> [What the task requires]: Rewrite every line of the data below as a JSON list of strings, with one string per line and blank lines omitted. Leave the pictures out of your answer.

>> start Dataset excerpts

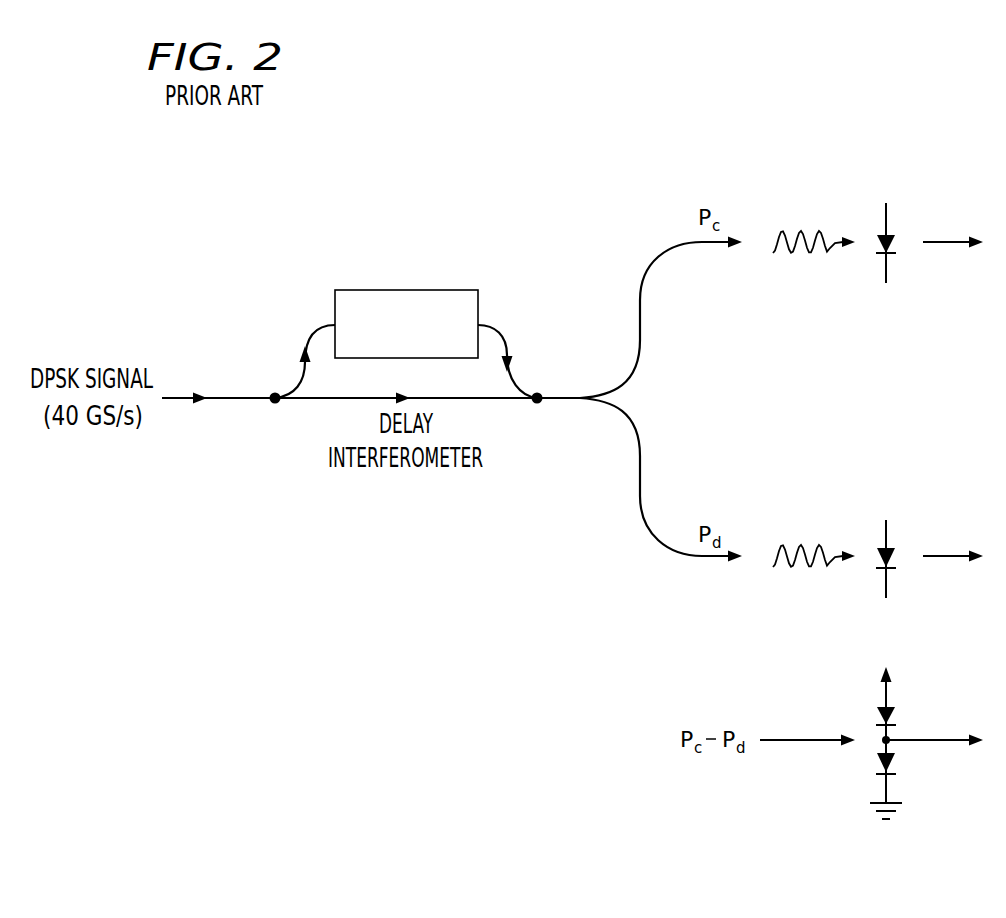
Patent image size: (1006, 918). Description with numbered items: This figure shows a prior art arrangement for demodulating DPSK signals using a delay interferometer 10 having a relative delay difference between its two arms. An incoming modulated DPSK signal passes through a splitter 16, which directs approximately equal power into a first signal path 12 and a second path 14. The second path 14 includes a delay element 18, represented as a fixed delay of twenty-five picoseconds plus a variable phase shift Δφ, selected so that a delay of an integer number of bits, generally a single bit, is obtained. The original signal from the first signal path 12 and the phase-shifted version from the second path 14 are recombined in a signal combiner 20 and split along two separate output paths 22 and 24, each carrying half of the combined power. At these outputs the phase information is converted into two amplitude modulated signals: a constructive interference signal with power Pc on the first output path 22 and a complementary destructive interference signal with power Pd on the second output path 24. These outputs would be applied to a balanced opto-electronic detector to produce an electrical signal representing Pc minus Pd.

The delay interferometer 10 is at (262, 186).
The first signal path 12 is at (325, 399).
The second path 14 is at (306, 341).
The splitter 16 is at (273, 397).
The delay element 18 is at (425, 290).
The signal combiner 20 is at (540, 396).
The first output path 22 is at (708, 247).
The second output path 24 is at (708, 560).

>> end Dataset excerpts

> [Solution to this exercise]:
[
  "Patent image size: (1006, 918). Description with numbered items: This figure shows a prior art arrangement for demodulating DPSK signals using a delay interferometer 10 having a relative delay difference between its two arms. An incoming modulated DPSK signal passes through a splitter 16, which directs approximately equal power into a first signal path 12 and a second path 14. The second path 14 includes a delay element 18, represented as a fixed delay of twenty-five picoseconds plus a variable phase shift Δφ, selected so that a delay of an integer number of bits, generally a single bit, is obtained. The original signal from the first signal path 12 and the phase-shifted version from the second path 14 are recombined in a signal combiner 20 and split along two separate output paths 22 and 24, each carrying half of the combined power. At these outputs the phase information is converted into two amplitude modulated signals: a constructive interference signal with power Pc on the first output path 22 and a complementary destructive interference signal with power Pd on the second output path 24. These outputs would be applied to a balanced opto-electronic detector to produce an electrical signal representing Pc minus Pd.",
  "The delay interferometer 10 is at (262, 186).",
  "The first signal path 12 is at (325, 399).",
  "The second path 14 is at (306, 341).",
  "The splitter 16 is at (273, 397).",
  "The delay element 18 is at (425, 290).",
  "The signal combiner 20 is at (540, 396).",
  "The first output path 22 is at (708, 247).",
  "The second output path 24 is at (708, 560)."
]